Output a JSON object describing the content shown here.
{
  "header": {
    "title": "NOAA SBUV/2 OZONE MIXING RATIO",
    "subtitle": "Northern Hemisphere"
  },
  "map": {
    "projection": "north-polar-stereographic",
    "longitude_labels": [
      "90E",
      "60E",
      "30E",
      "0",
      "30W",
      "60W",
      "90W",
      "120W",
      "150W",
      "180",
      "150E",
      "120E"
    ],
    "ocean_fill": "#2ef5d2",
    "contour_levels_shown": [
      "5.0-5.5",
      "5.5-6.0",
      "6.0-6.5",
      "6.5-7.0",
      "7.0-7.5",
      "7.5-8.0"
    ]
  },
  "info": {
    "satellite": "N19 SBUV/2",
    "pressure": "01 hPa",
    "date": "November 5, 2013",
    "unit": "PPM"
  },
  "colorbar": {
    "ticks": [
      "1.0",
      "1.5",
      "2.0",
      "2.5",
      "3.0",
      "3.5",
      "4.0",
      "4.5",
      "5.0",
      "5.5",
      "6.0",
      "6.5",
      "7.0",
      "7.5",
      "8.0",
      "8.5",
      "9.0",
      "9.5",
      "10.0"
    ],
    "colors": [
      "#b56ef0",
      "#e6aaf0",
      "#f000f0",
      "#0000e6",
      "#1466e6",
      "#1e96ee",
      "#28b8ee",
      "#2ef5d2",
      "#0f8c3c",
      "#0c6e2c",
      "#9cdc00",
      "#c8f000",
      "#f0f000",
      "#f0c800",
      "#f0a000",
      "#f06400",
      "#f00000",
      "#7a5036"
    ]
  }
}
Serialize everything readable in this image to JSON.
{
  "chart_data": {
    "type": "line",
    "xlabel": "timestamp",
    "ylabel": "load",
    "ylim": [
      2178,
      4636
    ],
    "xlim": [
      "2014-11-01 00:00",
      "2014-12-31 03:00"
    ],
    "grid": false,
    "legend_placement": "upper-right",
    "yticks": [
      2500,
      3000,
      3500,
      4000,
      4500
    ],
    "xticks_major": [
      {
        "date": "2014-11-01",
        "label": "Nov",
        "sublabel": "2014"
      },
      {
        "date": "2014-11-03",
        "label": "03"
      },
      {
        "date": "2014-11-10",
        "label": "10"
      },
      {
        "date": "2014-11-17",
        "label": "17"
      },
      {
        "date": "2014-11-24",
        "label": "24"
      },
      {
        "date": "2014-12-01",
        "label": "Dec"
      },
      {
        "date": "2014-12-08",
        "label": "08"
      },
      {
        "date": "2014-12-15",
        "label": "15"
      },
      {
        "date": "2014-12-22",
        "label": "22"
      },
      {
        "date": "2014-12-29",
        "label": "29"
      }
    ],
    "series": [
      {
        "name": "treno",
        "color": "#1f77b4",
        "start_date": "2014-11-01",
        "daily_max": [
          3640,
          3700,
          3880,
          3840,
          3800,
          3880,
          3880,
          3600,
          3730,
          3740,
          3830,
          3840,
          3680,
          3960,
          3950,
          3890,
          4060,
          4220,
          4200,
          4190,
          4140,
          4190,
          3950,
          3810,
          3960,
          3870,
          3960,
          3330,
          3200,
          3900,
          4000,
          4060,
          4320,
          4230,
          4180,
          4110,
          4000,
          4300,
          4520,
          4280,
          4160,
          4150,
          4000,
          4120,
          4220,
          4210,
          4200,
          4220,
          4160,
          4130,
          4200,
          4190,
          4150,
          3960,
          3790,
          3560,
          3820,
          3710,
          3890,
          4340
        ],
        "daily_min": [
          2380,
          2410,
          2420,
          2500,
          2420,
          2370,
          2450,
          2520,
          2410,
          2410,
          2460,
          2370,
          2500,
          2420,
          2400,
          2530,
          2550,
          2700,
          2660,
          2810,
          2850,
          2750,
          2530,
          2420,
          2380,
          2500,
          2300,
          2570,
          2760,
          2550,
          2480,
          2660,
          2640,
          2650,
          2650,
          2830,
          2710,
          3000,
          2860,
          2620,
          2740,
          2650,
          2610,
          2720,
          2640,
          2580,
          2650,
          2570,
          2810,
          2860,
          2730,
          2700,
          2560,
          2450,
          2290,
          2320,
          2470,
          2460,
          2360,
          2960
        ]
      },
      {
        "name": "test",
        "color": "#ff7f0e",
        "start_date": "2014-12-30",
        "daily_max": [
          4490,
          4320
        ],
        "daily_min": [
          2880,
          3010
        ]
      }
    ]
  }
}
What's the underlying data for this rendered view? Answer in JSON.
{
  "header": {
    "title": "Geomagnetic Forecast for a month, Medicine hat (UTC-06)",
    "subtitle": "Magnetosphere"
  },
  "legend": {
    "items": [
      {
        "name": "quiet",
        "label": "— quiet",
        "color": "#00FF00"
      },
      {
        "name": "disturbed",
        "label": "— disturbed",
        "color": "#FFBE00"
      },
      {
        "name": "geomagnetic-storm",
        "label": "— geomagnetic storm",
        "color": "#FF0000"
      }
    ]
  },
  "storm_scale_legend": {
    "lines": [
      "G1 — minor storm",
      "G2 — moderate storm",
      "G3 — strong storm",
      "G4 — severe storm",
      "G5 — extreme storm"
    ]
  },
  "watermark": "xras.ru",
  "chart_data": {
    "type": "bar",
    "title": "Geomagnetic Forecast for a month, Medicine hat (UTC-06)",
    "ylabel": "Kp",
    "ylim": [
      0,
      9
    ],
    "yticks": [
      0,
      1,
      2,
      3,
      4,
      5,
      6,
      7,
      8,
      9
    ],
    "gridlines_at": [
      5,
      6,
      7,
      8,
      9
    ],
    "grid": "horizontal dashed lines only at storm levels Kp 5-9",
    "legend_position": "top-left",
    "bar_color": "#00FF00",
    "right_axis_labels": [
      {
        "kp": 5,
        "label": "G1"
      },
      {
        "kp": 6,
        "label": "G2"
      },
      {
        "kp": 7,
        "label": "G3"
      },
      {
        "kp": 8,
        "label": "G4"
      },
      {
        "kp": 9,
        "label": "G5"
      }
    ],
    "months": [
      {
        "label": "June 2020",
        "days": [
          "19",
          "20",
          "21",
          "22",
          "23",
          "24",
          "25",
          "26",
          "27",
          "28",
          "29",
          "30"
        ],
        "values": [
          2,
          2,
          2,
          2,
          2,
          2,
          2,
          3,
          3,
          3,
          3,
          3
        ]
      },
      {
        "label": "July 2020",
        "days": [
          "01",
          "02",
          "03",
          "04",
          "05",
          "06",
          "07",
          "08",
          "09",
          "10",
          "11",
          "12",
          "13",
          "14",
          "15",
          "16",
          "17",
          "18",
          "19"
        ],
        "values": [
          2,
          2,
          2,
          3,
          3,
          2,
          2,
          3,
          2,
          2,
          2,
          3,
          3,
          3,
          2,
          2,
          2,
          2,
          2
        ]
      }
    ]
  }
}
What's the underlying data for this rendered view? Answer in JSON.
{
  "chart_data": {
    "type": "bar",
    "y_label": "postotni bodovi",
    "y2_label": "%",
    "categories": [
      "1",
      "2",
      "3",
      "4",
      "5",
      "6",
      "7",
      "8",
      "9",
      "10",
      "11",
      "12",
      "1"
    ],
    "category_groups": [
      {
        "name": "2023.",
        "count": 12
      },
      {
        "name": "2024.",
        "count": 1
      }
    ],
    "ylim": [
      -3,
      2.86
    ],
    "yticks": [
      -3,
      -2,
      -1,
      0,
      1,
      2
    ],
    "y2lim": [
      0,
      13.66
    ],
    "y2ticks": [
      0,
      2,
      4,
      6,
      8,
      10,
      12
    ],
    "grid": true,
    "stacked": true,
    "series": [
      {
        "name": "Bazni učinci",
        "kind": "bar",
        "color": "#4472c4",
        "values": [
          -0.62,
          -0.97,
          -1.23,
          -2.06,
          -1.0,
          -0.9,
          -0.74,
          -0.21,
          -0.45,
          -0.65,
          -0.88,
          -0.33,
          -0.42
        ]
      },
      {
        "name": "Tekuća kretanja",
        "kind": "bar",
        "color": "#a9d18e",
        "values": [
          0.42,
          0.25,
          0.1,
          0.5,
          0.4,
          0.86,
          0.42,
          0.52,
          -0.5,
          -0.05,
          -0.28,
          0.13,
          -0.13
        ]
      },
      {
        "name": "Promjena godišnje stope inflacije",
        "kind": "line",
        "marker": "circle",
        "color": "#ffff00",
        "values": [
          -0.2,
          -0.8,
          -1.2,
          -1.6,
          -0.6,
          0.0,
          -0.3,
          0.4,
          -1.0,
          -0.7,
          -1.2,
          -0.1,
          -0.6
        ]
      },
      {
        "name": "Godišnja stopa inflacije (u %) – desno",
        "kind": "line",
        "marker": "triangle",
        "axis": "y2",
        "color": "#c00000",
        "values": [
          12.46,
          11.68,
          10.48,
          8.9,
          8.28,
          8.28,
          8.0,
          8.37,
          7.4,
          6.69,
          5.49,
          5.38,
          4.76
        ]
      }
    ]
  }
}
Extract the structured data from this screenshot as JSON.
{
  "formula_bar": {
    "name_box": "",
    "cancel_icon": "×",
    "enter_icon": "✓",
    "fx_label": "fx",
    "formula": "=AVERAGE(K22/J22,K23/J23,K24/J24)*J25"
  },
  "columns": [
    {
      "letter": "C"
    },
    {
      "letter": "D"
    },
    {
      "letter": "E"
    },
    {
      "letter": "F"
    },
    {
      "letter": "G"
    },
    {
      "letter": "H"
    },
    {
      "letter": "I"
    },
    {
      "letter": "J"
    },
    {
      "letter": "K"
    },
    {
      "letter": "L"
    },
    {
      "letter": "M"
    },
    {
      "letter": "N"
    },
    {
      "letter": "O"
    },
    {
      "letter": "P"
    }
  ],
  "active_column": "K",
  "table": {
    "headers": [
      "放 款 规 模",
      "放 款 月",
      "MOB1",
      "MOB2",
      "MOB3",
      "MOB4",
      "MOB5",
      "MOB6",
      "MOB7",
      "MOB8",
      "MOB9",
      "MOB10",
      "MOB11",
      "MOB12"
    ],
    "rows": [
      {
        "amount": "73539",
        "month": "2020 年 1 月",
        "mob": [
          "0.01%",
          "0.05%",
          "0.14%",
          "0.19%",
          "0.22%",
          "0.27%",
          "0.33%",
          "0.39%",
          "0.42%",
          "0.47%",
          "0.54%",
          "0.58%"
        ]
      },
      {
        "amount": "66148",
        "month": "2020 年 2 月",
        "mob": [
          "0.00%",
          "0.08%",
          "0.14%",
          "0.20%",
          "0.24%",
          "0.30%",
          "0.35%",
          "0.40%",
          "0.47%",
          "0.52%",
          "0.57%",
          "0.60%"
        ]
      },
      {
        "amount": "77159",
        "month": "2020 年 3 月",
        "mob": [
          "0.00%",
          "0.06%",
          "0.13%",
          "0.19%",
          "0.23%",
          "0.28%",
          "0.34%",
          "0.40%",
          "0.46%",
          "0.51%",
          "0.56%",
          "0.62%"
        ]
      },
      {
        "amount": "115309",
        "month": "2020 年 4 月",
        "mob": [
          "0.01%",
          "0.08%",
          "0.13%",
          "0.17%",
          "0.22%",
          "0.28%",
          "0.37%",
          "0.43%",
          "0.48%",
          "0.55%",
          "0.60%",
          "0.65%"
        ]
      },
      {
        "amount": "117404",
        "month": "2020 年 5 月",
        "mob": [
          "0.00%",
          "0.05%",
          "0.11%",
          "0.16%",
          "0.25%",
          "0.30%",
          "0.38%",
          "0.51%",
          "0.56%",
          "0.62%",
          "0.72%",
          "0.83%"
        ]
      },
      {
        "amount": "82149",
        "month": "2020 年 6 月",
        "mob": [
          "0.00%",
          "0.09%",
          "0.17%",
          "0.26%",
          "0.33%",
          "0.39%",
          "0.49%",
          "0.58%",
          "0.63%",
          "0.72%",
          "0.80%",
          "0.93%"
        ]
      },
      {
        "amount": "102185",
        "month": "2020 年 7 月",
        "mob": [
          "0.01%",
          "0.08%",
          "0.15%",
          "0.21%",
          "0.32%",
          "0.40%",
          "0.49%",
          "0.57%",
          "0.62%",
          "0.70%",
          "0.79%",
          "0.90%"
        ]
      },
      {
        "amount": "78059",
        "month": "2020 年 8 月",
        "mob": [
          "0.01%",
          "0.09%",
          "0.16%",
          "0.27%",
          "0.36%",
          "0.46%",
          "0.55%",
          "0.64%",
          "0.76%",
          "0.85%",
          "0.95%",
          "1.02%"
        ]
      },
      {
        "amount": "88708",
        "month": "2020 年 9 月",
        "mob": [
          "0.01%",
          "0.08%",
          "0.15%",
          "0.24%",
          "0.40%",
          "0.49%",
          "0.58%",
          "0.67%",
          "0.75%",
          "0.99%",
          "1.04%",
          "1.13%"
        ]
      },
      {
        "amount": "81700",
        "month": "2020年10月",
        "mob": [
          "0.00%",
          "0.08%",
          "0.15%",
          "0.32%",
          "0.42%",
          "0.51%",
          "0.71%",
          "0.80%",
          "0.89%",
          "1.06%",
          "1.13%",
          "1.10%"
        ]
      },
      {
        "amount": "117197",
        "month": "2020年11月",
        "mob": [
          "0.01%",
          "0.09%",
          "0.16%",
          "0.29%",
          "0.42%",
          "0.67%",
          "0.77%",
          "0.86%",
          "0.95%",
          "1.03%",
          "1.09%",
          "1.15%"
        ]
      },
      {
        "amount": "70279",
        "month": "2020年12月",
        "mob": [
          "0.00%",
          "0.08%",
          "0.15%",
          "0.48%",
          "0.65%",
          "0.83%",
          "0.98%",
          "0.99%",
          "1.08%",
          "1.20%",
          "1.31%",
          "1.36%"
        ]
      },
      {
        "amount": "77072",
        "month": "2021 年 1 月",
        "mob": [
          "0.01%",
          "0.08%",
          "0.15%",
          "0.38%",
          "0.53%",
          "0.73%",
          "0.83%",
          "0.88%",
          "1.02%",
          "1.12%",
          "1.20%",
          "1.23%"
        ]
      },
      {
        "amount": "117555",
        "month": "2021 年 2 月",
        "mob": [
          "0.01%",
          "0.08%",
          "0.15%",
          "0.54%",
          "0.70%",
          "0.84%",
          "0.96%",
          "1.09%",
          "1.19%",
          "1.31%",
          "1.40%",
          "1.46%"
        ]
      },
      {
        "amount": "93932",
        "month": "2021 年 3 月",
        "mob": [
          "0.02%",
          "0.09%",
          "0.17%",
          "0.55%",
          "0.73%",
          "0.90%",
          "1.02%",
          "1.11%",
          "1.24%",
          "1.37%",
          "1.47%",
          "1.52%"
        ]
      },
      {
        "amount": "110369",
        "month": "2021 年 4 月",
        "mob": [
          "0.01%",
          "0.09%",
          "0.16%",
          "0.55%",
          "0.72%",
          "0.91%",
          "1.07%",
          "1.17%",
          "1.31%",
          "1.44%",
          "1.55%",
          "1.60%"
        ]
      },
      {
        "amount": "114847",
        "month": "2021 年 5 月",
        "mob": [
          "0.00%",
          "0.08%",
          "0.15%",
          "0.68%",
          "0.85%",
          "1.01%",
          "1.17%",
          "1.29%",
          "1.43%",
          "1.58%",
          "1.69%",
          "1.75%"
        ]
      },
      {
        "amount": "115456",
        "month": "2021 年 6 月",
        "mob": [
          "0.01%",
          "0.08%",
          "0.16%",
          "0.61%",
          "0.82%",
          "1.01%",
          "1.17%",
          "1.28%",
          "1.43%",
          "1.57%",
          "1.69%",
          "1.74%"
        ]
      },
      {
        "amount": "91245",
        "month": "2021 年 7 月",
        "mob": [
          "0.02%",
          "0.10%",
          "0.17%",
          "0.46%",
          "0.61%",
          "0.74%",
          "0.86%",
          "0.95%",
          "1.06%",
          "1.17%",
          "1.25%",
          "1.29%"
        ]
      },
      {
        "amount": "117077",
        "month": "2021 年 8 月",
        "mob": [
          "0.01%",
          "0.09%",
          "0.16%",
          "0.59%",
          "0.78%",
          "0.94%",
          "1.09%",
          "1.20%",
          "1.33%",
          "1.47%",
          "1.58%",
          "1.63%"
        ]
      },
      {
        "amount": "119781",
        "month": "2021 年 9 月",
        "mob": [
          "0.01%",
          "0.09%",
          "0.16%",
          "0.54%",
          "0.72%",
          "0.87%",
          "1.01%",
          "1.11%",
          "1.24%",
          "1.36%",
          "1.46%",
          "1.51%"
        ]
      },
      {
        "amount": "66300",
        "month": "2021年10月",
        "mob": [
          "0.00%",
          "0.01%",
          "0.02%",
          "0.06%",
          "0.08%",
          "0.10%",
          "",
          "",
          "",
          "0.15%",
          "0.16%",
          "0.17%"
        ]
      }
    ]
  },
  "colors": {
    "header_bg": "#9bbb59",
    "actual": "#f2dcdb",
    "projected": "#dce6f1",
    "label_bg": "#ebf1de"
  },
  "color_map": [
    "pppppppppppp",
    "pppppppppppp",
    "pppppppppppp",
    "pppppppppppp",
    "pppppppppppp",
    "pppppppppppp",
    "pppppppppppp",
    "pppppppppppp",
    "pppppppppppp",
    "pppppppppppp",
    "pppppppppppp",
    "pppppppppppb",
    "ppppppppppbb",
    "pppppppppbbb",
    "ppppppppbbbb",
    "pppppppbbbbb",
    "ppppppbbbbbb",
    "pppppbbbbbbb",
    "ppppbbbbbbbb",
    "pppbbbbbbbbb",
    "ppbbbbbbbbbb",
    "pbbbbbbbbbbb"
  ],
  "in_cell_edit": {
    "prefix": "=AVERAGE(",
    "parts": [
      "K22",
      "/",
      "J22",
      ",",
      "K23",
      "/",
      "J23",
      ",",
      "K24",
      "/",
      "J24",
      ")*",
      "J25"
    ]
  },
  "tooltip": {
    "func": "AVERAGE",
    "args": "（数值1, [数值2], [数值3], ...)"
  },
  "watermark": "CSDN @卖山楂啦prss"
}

AIM OF THE EXERCISE:
Where a line contains the string "subtitle", extract that line.

EXERCISE ANSWER:
    "subtitle": "Northern Hemisphere"
    "subtitle": "Magnetosphere"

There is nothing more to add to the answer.